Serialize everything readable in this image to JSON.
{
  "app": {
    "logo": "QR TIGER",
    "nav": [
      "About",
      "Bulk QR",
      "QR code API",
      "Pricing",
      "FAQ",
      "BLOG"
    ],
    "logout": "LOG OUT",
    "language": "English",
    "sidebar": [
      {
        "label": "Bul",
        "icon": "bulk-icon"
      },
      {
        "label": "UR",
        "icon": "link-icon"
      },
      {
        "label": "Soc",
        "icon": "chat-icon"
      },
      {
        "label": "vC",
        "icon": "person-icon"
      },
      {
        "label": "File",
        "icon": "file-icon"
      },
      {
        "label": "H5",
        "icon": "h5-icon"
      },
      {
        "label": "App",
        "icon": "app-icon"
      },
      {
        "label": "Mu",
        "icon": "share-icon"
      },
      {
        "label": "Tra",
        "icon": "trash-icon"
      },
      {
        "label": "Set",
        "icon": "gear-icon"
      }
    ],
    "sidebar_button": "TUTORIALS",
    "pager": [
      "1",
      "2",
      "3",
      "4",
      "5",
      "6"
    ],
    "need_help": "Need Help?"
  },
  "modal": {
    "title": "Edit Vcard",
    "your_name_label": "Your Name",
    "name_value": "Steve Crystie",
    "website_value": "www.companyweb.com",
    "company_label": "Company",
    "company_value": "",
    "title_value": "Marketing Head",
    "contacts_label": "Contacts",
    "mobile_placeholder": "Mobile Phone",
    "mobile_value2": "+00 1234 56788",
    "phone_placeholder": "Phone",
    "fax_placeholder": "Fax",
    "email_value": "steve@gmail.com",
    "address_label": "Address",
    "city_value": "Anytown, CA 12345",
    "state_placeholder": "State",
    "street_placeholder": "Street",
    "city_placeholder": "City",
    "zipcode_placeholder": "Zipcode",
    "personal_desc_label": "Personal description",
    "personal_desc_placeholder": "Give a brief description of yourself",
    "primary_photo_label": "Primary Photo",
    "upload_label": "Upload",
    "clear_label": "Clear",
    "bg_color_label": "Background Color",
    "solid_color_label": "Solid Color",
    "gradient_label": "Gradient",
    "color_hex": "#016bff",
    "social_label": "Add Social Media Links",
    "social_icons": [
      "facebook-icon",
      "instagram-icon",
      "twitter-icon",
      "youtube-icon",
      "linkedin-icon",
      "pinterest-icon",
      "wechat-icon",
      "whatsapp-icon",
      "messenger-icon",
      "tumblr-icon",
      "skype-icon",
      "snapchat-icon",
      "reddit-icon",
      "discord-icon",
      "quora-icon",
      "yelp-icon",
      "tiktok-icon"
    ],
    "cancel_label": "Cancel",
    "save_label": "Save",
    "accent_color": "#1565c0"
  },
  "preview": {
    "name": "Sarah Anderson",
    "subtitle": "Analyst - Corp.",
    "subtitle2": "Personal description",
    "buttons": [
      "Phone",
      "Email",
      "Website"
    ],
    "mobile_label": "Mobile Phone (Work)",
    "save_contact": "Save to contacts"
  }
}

════════════════

WORK TO DO -
Copy each line of the data exactly, leaving nothing out.

RESULT FOR THIS TASK -
Serialize everything readable in this image to JSON.
{
  "app": {
    "logo": "QR TIGER",
    "nav": [
      "About",
      "Bulk QR",
      "QR code API",
      "Pricing",
      "FAQ",
      "BLOG"
    ],
    "logout": "LOG OUT",
    "language": "English",
    "sidebar": [
      {
        "label": "Bul",
        "icon": "bulk-icon"
      },
      {
        "label": "UR",
        "icon": "link-icon"
      },
      {
        "label": "Soc",
        "icon": "chat-icon"
      },
      {
        "label": "vC",
        "icon": "person-icon"
      },
      {
        "label": "File",
        "icon": "file-icon"
      },
      {
        "label": "H5",
        "icon": "h5-icon"
      },
      {
        "label": "App",
        "icon": "app-icon"
      },
      {
        "label": "Mu",
        "icon": "share-icon"
      },
      {
        "label": "Tra",
        "icon": "trash-icon"
      },
      {
        "label": "Set",
        "icon": "gear-icon"
      }
    ],
    "sidebar_button": "TUTORIALS",
    "pager": [
      "1",
      "2",
      "3",
      "4",
      "5",
      "6"
    ],
    "need_help": "Need Help?"
  },
  "modal": {
    "title": "Edit Vcard",
    "your_name_label": "Your Name",
    "name_value": "Steve Crystie",
    "website_value": "www.companyweb.com",
    "company_label": "Company",
    "company_value": "",
    "title_value": "Marketing Head",
    "contacts_label": "Contacts",
    "mobile_placeholder": "Mobile Phone",
    "mobile_value2": "+00 1234 56788",
    "phone_placeholder": "Phone",
    "fax_placeholder": "Fax",
    "email_value": "steve@gmail.com",
    "address_label": "Address",
    "city_value": "Anytown, CA 12345",
    "state_placeholder": "State",
    "street_placeholder": "Street",
    "city_placeholder": "City",
    "zipcode_placeholder": "Zipcode",
    "personal_desc_label": "Personal description",
    "personal_desc_placeholder": "Give a brief description of yourself",
    "primary_photo_label": "Primary Photo",
    "upload_label": "Upload",
    "clear_label": "Clear",
    "bg_color_label": "Background Color",
    "solid_color_label": "Solid Color",
    "gradient_label": "Gradient",
    "color_hex": "#016bff",
    "social_label": "Add Social Media Links",
    "social_icons": [
      "facebook-icon",
      "instagram-icon",
      "twitter-icon",
      "youtube-icon",
      "linkedin-icon",
      "pinterest-icon",
      "wechat-icon",
      "whatsapp-icon",
      "messenger-icon",
      "tumblr-icon",
      "skype-icon",
      "snapchat-icon",
      "reddit-icon",
      "discord-icon",
      "quora-icon",
      "yelp-icon",
      "tiktok-icon"
    ],
    "cancel_label": "Cancel",
    "save_label": "Save",
    "accent_color": "#1565c0"
  },
  "preview": {
    "name": "Sarah Anderson",
    "subtitle": "Analyst - Corp.",
    "subtitle2": "Personal description",
    "buttons": [
      "Phone",
      "Email",
      "Website"
    ],
    "mobile_label": "Mobile Phone (Work)",
    "save_contact": "Save to contacts"
  }
}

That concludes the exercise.